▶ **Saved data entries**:
• • • •

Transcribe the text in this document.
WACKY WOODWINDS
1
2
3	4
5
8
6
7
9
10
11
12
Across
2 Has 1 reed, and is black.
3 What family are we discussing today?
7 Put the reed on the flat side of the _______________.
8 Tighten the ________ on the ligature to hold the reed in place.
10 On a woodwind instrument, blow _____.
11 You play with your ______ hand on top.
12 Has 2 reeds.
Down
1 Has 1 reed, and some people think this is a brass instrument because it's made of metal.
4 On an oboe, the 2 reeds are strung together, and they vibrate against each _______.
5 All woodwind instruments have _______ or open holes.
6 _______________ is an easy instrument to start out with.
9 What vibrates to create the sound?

• • • •

▶ **WHAT IS BEING ASKED**: Extract every line from the records above that contains the word "with".

▶ **WRITTEN RESPONSE**:
11 You play with your ______ hand on top.
6 _______________ is an easy instrument to start out with.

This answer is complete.